INPUT Block Start

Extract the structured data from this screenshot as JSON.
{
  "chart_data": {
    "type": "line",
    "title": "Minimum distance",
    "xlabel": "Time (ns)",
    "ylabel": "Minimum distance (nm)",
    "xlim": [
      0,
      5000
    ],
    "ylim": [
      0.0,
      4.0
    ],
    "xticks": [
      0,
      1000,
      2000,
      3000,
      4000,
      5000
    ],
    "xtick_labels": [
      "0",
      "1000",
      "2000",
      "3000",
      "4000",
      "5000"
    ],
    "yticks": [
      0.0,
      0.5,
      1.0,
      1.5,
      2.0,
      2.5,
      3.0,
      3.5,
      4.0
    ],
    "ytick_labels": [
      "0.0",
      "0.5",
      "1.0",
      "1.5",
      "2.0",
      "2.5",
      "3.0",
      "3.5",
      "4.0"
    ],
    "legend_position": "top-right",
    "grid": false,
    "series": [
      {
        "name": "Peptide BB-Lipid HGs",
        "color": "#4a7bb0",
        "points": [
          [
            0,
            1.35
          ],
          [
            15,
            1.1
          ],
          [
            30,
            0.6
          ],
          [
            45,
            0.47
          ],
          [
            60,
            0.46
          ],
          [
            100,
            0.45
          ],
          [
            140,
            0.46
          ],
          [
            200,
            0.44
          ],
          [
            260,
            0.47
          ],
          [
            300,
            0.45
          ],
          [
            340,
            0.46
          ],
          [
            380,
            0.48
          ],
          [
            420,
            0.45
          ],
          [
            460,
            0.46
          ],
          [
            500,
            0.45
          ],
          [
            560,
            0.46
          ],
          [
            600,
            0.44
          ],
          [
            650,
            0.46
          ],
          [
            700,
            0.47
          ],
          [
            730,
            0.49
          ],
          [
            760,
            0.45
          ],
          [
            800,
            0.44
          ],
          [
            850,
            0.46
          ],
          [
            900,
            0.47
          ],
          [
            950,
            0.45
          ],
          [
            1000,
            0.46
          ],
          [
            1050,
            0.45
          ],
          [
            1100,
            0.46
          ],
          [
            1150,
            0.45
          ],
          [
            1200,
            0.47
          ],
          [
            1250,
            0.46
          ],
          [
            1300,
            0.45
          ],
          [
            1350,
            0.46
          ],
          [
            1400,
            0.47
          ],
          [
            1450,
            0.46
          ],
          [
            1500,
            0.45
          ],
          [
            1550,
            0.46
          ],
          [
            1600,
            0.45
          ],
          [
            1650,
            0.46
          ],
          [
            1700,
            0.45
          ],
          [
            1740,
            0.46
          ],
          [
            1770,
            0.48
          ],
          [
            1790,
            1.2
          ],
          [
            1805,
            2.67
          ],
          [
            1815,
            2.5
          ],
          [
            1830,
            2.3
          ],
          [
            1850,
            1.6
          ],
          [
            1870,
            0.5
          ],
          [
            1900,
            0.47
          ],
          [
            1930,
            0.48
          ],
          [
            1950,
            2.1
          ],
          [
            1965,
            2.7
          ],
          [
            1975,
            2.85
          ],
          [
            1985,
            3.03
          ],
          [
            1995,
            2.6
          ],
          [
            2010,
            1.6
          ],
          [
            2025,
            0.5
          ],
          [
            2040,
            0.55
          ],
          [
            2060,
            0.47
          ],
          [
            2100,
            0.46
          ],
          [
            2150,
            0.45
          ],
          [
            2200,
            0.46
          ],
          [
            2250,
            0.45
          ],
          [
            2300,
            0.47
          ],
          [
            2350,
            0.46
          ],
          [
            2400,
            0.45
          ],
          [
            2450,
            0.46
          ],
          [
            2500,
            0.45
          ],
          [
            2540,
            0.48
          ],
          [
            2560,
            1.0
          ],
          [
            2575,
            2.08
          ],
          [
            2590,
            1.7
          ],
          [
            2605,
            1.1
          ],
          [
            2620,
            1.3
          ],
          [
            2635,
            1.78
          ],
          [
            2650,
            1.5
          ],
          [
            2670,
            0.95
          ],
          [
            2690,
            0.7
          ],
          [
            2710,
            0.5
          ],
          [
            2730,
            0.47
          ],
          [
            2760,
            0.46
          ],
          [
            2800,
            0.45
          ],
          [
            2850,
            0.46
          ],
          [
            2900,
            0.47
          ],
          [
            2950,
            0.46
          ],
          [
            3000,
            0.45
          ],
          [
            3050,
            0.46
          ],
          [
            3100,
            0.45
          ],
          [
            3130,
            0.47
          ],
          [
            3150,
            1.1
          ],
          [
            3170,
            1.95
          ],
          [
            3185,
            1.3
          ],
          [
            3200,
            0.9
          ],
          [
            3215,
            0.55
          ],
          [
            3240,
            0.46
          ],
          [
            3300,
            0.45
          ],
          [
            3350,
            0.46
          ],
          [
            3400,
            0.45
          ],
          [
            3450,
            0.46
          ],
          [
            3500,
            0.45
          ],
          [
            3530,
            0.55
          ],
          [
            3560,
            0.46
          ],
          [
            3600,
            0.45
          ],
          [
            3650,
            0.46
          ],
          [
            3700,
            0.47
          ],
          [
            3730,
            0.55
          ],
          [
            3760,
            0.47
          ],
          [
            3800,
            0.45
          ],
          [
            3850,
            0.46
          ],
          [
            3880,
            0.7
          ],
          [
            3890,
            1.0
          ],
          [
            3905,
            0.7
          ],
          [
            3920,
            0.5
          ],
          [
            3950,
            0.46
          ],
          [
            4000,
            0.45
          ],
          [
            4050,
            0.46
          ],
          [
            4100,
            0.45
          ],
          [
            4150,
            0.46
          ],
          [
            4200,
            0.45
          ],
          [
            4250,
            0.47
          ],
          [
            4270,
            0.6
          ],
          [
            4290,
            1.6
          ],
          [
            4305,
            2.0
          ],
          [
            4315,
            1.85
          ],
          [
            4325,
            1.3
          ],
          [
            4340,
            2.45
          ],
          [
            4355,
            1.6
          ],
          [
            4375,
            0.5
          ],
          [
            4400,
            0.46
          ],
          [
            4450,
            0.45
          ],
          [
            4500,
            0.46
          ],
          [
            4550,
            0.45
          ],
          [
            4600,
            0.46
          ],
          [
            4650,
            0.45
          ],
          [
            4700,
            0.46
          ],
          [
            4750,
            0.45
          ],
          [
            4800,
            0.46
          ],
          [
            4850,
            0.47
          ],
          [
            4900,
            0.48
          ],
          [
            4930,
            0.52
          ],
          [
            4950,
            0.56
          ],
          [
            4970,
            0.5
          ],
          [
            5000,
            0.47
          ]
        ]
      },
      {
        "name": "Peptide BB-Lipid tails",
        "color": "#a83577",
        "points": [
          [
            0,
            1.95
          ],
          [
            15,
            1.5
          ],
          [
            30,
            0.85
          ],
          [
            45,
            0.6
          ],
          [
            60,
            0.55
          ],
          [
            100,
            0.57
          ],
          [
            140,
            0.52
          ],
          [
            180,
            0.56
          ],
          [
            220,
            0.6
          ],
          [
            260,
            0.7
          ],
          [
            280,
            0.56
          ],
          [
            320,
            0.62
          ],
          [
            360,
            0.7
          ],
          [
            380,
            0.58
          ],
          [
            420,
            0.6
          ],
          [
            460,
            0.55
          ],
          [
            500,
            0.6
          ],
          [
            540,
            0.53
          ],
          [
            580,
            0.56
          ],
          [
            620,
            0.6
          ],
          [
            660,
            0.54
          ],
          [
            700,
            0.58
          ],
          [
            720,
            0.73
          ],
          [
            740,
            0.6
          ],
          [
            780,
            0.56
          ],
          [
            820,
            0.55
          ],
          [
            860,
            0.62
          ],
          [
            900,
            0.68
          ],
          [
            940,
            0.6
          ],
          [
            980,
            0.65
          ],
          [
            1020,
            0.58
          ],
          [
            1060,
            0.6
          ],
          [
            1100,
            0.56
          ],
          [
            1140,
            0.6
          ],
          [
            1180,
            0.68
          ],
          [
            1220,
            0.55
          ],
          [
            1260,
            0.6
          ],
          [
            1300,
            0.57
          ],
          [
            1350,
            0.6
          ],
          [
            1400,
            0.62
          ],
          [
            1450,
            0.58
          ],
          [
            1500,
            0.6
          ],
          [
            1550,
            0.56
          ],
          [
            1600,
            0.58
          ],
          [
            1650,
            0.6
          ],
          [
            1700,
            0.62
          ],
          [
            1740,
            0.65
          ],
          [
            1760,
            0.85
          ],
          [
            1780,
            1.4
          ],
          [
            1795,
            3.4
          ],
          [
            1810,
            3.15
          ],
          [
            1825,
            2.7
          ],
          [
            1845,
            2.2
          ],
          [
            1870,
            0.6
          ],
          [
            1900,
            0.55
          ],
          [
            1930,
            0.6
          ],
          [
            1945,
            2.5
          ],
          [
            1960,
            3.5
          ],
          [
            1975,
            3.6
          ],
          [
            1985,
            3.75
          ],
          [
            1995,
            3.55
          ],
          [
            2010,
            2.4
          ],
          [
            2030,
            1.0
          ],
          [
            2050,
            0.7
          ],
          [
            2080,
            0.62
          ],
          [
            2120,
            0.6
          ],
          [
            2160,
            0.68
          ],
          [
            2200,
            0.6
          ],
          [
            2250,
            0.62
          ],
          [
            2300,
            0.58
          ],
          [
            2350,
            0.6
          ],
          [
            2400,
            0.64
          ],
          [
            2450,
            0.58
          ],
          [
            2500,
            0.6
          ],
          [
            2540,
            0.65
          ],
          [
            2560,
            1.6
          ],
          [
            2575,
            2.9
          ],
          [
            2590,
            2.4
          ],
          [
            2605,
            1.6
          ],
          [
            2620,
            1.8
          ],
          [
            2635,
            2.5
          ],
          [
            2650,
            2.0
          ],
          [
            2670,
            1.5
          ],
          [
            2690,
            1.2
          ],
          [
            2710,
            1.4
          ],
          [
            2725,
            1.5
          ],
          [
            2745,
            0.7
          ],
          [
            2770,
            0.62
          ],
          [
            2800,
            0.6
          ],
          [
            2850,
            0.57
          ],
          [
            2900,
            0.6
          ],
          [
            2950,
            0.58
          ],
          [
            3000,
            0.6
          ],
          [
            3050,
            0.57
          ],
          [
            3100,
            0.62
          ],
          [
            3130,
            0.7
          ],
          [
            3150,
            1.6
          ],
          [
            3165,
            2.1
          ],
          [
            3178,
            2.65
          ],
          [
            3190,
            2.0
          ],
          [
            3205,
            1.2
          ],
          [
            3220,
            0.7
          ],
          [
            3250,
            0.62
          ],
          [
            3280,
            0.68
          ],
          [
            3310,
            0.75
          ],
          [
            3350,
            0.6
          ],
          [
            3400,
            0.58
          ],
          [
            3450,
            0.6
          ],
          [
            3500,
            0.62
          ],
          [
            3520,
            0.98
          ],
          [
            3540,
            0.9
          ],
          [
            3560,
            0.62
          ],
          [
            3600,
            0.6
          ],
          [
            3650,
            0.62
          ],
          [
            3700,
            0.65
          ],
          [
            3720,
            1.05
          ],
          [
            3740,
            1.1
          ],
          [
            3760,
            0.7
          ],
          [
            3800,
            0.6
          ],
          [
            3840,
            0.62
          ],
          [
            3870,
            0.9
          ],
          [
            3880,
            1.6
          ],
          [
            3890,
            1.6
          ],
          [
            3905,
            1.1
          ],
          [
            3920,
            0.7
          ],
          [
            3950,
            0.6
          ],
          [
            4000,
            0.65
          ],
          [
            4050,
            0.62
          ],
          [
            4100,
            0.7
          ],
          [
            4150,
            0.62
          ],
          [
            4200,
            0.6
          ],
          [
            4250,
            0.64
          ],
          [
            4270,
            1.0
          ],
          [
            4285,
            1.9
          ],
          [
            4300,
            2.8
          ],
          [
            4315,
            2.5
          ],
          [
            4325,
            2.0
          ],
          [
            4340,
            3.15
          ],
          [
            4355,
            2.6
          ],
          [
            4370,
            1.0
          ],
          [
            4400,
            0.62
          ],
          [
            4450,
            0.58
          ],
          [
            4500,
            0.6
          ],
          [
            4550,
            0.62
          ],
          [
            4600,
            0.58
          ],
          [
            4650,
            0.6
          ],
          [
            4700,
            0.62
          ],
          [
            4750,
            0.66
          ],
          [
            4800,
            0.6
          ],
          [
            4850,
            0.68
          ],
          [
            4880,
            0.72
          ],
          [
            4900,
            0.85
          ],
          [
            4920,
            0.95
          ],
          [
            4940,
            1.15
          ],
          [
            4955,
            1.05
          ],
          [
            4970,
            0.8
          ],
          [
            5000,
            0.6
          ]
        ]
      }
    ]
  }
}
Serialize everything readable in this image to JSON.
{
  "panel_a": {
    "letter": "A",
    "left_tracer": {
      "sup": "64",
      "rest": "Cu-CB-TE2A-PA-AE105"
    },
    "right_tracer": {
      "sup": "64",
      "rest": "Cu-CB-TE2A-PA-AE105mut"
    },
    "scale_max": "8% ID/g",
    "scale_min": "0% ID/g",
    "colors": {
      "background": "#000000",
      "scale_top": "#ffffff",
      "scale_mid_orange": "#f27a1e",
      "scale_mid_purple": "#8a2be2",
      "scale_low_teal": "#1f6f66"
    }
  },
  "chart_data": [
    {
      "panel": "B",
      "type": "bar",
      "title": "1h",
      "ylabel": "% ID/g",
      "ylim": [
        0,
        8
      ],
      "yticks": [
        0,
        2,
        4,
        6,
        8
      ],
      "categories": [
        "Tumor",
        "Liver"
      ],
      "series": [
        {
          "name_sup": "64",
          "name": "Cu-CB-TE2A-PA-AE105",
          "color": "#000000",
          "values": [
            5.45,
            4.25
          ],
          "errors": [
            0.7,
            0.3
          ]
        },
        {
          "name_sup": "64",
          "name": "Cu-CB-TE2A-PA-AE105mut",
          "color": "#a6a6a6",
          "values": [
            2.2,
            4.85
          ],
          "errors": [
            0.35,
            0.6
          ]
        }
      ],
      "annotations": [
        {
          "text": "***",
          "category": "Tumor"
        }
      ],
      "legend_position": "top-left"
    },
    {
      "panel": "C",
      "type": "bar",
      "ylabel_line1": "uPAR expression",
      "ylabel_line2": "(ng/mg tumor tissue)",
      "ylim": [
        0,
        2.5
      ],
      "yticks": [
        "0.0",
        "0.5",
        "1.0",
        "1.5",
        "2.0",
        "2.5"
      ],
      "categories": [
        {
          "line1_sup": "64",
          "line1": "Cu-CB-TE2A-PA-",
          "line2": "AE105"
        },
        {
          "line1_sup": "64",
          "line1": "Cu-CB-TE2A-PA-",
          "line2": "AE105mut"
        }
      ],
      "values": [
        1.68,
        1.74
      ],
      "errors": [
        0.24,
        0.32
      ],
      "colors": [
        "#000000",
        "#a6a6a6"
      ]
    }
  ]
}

INPUT Block End

● **EXERCISE REQUIREMENTS**: Copy every line of the data above in which the string "distance" appears.

● **SOLVED PROBLEM**:
    "title": "Minimum distance",
    "ylabel": "Minimum distance (nm)",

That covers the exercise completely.